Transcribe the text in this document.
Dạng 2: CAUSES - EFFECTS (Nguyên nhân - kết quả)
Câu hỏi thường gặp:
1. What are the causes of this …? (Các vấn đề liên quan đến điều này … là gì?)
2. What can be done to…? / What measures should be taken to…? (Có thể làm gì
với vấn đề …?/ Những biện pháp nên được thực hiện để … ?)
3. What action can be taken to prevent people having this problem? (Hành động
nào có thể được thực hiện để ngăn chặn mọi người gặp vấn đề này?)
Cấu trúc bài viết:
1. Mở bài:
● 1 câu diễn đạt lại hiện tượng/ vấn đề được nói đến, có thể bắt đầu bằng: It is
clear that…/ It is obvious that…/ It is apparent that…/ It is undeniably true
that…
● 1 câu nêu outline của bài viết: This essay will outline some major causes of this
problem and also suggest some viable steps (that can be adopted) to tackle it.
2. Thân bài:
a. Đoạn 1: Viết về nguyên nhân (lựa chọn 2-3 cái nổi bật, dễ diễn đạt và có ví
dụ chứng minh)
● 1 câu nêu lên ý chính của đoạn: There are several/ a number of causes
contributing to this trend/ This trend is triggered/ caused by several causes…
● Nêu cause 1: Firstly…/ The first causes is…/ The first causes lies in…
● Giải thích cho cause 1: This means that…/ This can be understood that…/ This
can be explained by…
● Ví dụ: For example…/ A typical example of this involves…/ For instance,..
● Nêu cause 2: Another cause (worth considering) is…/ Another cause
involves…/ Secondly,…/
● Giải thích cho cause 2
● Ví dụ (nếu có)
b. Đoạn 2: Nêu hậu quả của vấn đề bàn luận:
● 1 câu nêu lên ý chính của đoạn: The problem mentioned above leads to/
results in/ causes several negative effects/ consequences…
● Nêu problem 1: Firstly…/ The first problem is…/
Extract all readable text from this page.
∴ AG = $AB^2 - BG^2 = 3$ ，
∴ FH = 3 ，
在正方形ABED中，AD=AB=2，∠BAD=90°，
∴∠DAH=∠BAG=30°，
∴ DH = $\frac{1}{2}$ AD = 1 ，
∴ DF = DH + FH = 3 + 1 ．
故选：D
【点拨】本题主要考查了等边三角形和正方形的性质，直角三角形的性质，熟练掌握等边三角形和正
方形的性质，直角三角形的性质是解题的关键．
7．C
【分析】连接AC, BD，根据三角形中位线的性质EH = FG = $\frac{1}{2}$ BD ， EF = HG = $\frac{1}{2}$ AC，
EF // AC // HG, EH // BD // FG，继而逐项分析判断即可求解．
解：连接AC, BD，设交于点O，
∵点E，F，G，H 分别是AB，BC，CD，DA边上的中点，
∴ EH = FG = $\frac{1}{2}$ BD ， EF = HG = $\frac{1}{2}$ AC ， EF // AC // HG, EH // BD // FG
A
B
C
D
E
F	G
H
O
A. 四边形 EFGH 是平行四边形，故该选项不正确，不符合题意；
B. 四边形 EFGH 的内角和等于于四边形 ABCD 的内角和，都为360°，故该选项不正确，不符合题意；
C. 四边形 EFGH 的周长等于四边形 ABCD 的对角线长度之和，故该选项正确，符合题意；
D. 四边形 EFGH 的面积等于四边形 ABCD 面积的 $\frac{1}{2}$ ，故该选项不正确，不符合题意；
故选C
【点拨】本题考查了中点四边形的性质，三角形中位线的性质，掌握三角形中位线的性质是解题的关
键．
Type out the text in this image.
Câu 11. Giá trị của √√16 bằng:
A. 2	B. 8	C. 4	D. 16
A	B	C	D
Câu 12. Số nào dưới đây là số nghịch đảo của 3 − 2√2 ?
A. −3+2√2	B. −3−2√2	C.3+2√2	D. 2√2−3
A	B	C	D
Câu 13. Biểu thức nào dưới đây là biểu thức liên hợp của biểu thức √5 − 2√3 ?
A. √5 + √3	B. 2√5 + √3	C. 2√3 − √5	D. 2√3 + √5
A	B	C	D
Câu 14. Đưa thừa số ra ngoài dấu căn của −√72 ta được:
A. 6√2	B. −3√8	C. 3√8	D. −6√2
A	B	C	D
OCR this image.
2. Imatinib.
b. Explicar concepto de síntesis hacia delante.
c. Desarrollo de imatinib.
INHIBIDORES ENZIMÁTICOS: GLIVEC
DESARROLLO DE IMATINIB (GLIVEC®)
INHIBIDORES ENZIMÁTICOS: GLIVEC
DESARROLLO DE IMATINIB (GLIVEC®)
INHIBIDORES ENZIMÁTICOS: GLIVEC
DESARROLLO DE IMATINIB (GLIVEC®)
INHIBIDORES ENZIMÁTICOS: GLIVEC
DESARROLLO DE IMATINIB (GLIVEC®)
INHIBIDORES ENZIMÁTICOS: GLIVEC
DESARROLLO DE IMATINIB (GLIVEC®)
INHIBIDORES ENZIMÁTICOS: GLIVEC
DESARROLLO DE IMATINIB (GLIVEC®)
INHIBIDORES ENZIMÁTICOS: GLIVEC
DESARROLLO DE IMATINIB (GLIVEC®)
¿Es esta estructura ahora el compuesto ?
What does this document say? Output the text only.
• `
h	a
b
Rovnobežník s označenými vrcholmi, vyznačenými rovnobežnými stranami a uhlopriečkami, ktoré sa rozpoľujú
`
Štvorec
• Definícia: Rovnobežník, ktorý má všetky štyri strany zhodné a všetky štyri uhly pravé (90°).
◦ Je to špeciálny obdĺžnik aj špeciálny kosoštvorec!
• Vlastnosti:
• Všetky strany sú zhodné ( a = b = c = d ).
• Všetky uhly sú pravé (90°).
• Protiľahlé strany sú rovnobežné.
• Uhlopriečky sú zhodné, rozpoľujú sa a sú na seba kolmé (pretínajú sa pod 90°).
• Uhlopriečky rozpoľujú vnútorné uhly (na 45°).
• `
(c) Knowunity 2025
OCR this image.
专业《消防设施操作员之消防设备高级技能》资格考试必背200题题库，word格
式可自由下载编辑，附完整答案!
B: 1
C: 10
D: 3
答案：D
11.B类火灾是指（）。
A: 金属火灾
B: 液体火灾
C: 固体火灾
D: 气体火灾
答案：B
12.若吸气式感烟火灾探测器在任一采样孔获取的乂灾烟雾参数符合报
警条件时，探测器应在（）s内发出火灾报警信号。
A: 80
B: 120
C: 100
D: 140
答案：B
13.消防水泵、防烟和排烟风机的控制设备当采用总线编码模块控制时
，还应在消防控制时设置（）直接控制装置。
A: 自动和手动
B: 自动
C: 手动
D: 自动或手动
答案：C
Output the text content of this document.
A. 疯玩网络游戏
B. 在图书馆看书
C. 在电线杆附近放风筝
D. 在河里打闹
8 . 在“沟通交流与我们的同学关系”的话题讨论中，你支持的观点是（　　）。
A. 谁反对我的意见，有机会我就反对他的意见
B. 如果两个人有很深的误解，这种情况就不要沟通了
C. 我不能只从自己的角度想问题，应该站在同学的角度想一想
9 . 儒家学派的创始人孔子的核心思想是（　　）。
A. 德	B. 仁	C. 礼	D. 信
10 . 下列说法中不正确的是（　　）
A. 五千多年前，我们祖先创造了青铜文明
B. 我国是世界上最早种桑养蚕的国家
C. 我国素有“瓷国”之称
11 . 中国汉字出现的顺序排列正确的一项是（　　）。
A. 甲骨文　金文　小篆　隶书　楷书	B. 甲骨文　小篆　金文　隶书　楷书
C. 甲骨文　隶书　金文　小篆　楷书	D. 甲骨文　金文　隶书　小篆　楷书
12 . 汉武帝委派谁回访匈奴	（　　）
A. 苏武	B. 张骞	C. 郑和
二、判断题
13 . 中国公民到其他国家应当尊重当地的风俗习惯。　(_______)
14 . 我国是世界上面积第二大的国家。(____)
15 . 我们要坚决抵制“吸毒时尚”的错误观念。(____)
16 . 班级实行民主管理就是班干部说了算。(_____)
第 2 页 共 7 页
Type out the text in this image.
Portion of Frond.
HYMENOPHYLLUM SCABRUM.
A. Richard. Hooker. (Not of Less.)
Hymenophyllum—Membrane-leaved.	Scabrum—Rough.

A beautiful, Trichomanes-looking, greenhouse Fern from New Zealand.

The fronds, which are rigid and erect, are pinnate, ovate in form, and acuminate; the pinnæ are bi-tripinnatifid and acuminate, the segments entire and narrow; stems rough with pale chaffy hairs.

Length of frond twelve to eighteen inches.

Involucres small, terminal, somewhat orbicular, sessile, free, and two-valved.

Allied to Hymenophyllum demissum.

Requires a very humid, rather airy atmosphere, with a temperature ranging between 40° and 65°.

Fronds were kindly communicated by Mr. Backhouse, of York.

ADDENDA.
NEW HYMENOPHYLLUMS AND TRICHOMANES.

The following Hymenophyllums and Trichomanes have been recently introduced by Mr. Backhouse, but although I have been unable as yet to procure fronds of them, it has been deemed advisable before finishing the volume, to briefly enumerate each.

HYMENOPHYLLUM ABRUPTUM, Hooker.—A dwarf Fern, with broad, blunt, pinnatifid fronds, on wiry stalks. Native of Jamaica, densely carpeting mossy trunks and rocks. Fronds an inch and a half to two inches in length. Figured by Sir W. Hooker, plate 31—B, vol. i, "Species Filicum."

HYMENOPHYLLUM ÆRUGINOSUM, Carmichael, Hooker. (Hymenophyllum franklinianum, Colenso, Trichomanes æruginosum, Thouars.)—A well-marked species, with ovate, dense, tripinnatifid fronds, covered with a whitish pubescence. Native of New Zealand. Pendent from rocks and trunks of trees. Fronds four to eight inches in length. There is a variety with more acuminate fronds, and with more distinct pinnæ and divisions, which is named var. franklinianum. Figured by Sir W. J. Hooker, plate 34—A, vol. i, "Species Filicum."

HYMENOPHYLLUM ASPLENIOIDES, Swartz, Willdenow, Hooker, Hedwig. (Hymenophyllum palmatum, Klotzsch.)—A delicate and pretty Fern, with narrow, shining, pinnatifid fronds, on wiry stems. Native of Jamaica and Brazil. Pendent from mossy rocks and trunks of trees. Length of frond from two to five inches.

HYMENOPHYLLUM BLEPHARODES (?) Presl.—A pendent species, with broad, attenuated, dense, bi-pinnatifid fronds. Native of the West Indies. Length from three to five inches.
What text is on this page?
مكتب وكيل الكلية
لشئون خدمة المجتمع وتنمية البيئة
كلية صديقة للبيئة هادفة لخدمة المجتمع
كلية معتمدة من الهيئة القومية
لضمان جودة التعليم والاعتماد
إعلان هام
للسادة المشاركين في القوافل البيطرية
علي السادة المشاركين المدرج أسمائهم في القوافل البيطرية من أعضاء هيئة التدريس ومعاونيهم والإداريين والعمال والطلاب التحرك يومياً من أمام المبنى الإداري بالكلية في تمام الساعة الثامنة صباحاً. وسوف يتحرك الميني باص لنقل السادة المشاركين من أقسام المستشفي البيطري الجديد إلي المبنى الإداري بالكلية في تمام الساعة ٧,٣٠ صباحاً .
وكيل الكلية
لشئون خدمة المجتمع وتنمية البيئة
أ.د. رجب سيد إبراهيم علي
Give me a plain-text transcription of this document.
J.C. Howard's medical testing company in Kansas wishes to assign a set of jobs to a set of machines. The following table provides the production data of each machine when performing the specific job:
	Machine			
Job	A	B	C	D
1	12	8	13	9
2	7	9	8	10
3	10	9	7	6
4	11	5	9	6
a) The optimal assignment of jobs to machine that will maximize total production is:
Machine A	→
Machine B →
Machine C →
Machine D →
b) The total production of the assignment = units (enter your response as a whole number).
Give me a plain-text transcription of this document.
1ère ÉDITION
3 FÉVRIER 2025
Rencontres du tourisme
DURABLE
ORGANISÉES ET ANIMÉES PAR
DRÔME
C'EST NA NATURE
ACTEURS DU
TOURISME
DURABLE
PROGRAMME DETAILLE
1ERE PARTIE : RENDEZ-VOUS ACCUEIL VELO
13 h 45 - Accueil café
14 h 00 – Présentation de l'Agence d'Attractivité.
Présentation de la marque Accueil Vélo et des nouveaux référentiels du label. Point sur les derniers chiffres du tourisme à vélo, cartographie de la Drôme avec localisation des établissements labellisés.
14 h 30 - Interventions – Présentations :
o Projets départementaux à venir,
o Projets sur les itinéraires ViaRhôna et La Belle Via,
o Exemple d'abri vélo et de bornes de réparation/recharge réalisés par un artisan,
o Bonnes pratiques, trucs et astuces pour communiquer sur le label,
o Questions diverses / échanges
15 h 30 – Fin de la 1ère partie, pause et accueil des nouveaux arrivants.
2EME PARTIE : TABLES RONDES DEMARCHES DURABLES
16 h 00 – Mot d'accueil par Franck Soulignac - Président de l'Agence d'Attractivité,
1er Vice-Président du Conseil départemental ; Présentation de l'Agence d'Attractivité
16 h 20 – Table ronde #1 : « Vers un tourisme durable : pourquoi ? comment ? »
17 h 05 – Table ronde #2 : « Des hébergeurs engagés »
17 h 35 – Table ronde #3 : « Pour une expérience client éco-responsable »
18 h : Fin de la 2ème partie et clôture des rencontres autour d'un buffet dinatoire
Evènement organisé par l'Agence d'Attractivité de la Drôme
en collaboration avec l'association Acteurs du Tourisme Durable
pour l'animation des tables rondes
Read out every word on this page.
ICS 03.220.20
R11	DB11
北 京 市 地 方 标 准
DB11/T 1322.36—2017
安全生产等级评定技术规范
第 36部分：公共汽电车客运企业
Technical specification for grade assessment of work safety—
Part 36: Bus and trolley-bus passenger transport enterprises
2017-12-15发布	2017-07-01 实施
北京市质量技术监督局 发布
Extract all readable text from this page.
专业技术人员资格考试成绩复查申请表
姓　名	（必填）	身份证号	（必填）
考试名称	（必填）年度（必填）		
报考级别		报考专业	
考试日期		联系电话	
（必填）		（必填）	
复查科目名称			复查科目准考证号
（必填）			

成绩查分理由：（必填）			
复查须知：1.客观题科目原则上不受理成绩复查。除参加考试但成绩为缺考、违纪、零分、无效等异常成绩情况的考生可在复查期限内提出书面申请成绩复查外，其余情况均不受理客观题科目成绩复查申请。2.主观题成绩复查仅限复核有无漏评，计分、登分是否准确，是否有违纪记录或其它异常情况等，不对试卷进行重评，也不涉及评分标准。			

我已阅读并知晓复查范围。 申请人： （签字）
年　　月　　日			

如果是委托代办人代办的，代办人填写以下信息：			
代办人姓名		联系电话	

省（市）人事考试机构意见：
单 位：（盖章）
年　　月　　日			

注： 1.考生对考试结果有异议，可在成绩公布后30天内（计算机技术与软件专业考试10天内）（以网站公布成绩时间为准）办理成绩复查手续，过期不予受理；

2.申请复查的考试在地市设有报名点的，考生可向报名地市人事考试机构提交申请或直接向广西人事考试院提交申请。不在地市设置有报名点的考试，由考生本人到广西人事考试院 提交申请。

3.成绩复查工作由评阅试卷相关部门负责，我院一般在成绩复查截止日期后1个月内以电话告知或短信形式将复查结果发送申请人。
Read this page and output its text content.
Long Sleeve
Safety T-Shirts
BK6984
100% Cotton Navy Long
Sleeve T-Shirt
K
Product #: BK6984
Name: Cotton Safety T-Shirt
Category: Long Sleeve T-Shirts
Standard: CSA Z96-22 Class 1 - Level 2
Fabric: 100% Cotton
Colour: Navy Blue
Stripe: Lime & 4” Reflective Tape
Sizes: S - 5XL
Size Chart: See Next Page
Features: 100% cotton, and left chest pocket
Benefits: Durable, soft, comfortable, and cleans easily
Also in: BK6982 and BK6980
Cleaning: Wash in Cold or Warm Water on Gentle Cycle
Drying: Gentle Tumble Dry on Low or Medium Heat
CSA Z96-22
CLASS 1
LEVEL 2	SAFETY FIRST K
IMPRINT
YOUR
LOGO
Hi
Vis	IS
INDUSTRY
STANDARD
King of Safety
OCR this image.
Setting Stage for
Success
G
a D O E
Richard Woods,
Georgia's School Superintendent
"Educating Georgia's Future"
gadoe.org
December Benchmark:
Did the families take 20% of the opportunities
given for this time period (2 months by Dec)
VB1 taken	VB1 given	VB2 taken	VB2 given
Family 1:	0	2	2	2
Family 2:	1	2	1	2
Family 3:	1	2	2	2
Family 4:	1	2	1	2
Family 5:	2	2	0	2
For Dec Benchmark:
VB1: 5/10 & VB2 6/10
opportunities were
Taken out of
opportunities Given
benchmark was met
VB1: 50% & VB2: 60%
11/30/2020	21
=-=-=
Using the records above, copy every line that has the word "Giải" in it.

RESPONSE:
● Giải thích cho cause 1: This means that…/ This can be understood that…/ This
● Giải thích cho cause 2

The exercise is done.